======== Source material

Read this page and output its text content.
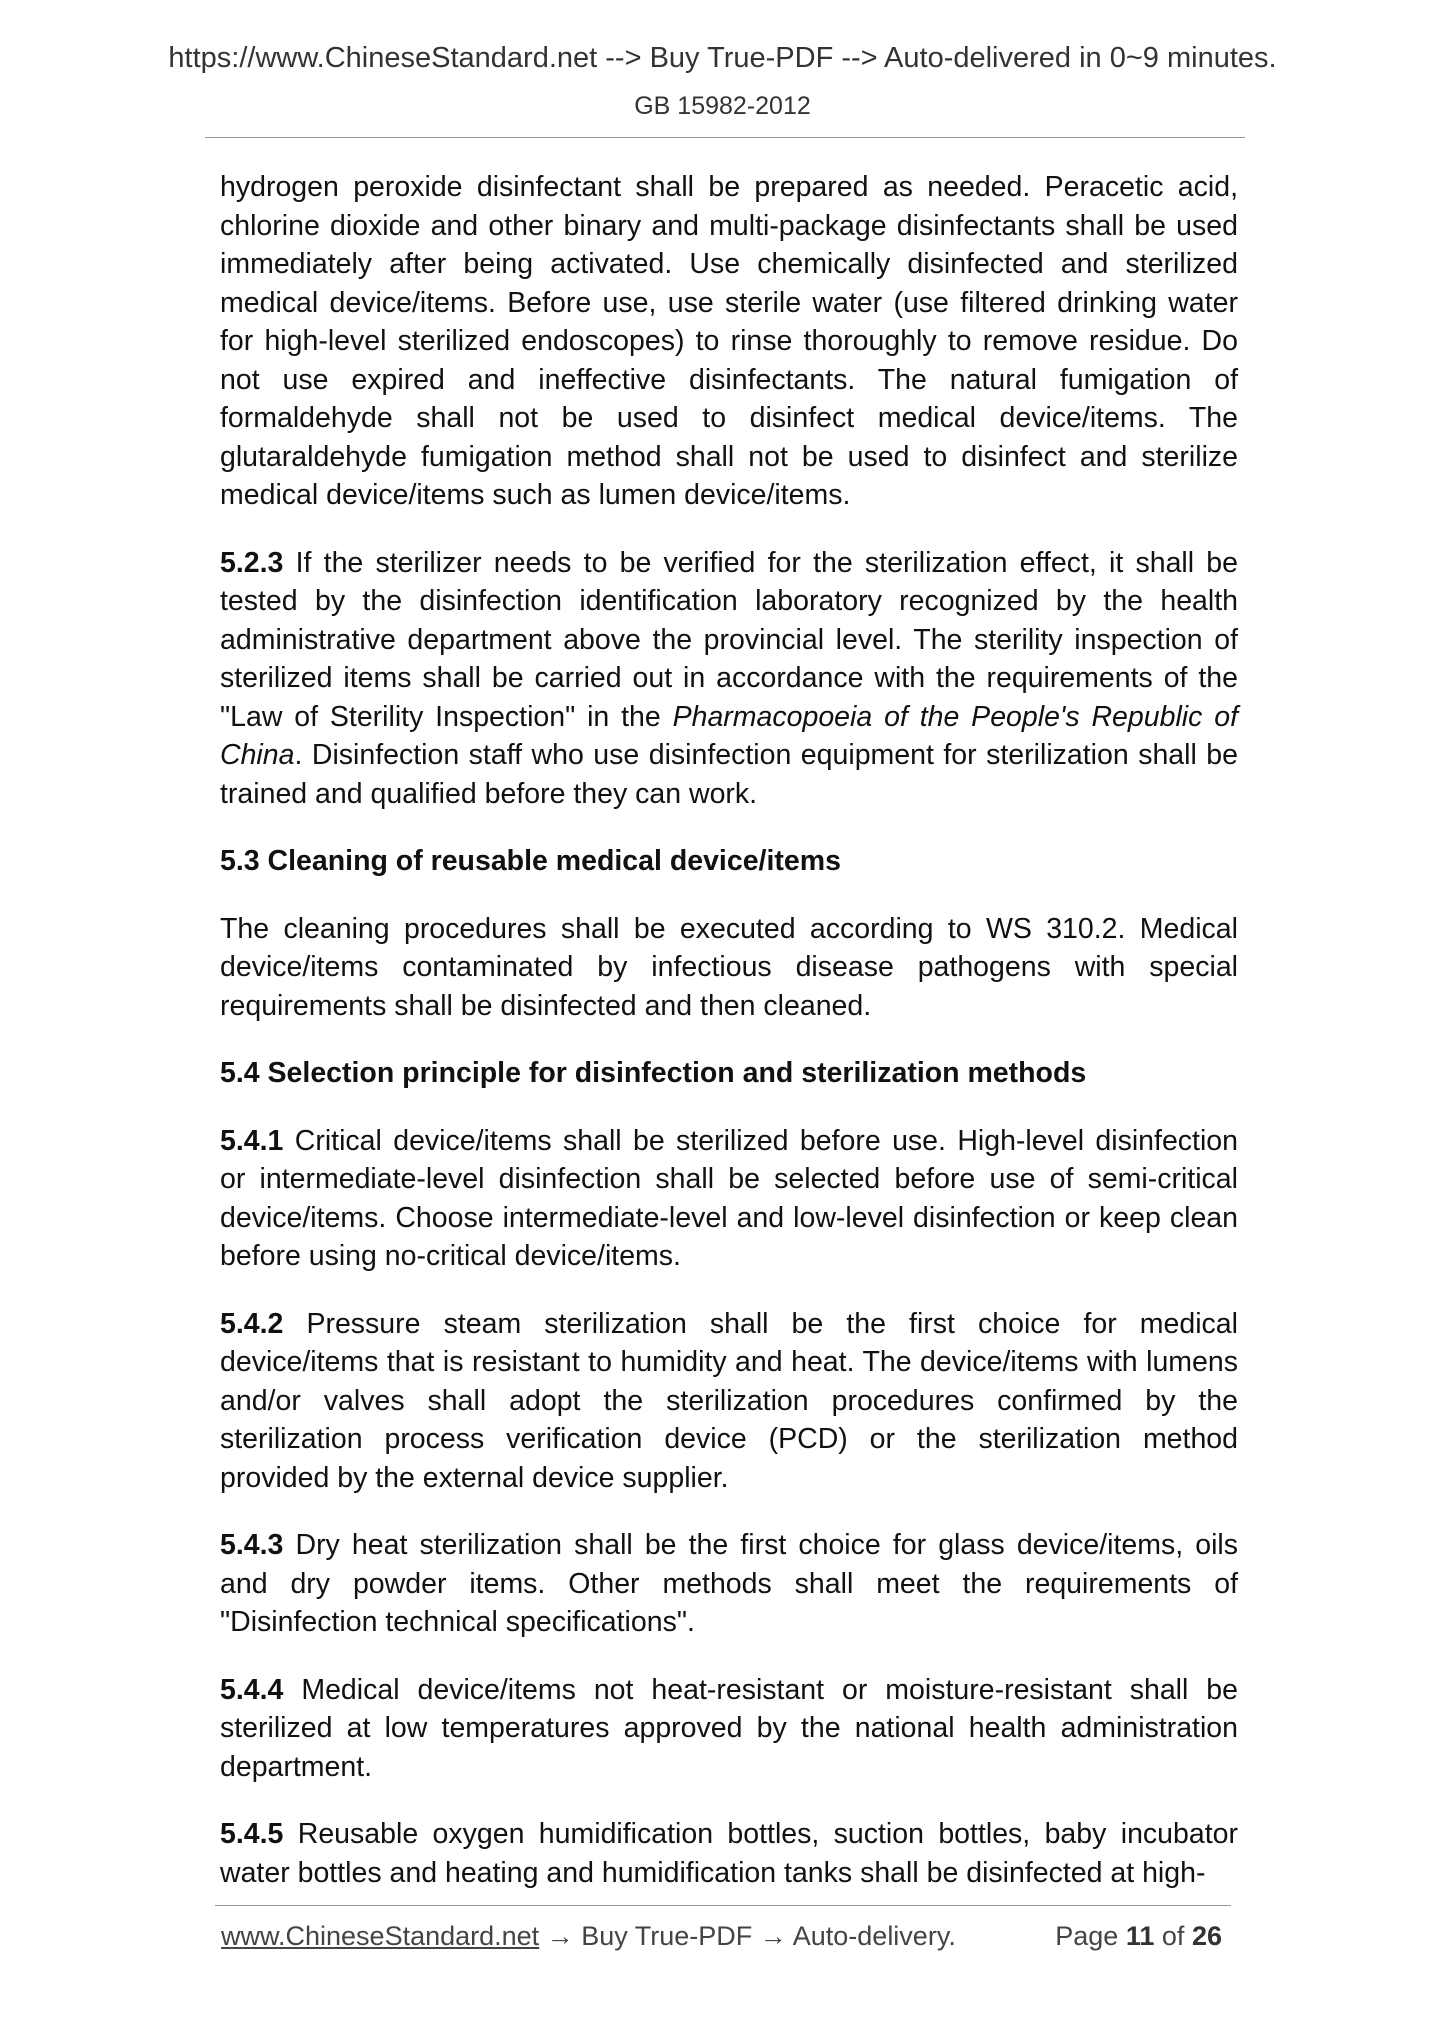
https://www.ChineseStandard.net --> Buy True-PDF --> Auto-delivered in 0~9 minutes.
GB 15982-2012

hydrogen peroxide disinfectant shall be prepared as needed. Peracetic acid, chlorine dioxide and other binary and multi-package disinfectants shall be used immediately after being activated. Use chemically disinfected and sterilized medical device/items. Before use, use sterile water (use filtered drinking water for high-level sterilized endoscopes) to rinse thoroughly to remove residue. Do not use expired and ineffective disinfectants. The natural fumigation of formaldehyde shall not be used to disinfect medical device/items. The glutaraldehyde fumigation method shall not be used to disinfect and sterilize medical device/items such as lumen device/items.

5.2.3 If the sterilizer needs to be verified for the sterilization effect, it shall be tested by the disinfection identification laboratory recognized by the health administrative department above the provincial level. The sterility inspection of sterilized items shall be carried out in accordance with the requirements of the "Law of Sterility Inspection" in the Pharmacopoeia of the People's Republic of China. Disinfection staff who use disinfection equipment for sterilization shall be trained and qualified before they can work.

5.3 Cleaning of reusable medical device/items

The cleaning procedures shall be executed according to WS 310.2. Medical device/items contaminated by infectious disease pathogens with special requirements shall be disinfected and then cleaned.

5.4 Selection principle for disinfection and sterilization methods

5.4.1 Critical device/items shall be sterilized before use. High-level disinfection or intermediate-level disinfection shall be selected before use of semi-critical device/items. Choose intermediate-level and low-level disinfection or keep clean before using no-critical device/items.

5.4.2 Pressure steam sterilization shall be the first choice for medical device/items that is resistant to humidity and heat. The device/items with lumens and/or valves shall adopt the sterilization procedures confirmed by the sterilization process verification device (PCD) or the sterilization method provided by the external device supplier.

5.4.3 Dry heat sterilization shall be the first choice for glass device/items, oils and dry powder items. Other methods shall meet the requirements of "Disinfection technical specifications".

5.4.4 Medical device/items not heat-resistant or moisture-resistant shall be sterilized at low temperatures approved by the national health administration department.

5.4.5 Reusable oxygen humidification bottles, suction bottles, baby incubator water bottles and heating and humidification tanks shall be disinfected at high-

www.ChineseStandard.net → Buy True-PDF → Auto-delivery.	Page 11 of 26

================

- _Work to complete_: Could you repeat the listing above exactly, omitting its pictures?

- _Exercise solution_:
Read this page and output its text content.
https://www.ChineseStandard.net --> Buy True-PDF --> Auto-delivered in 0~9 minutes.
GB 15982-2012

hydrogen peroxide disinfectant shall be prepared as needed. Peracetic acid, chlorine dioxide and other binary and multi-package disinfectants shall be used immediately after being activated. Use chemically disinfected and sterilized medical device/items. Before use, use sterile water (use filtered drinking water for high-level sterilized endoscopes) to rinse thoroughly to remove residue. Do not use expired and ineffective disinfectants. The natural fumigation of formaldehyde shall not be used to disinfect medical device/items. The glutaraldehyde fumigation method shall not be used to disinfect and sterilize medical device/items such as lumen device/items.

5.2.3 If the sterilizer needs to be verified for the sterilization effect, it shall be tested by the disinfection identification laboratory recognized by the health administrative department above the provincial level. The sterility inspection of sterilized items shall be carried out in accordance with the requirements of the "Law of Sterility Inspection" in the Pharmacopoeia of the People's Republic of China. Disinfection staff who use disinfection equipment for sterilization shall be trained and qualified before they can work.

5.3 Cleaning of reusable medical device/items

The cleaning procedures shall be executed according to WS 310.2. Medical device/items contaminated by infectious disease pathogens with special requirements shall be disinfected and then cleaned.

5.4 Selection principle for disinfection and sterilization methods

5.4.1 Critical device/items shall be sterilized before use. High-level disinfection or intermediate-level disinfection shall be selected before use of semi-critical device/items. Choose intermediate-level and low-level disinfection or keep clean before using no-critical device/items.

5.4.2 Pressure steam sterilization shall be the first choice for medical device/items that is resistant to humidity and heat. The device/items with lumens and/or valves shall adopt the sterilization procedures confirmed by the sterilization process verification device (PCD) or the sterilization method provided by the external device supplier.

5.4.3 Dry heat sterilization shall be the first choice for glass device/items, oils and dry powder items. Other methods shall meet the requirements of "Disinfection technical specifications".

5.4.4 Medical device/items not heat-resistant or moisture-resistant shall be sterilized at low temperatures approved by the national health administration department.

5.4.5 Reusable oxygen humidification bottles, suction bottles, baby incubator water bottles and heating and humidification tanks shall be disinfected at high-

www.ChineseStandard.net → Buy True-PDF → Auto-delivery.	Page 11 of 26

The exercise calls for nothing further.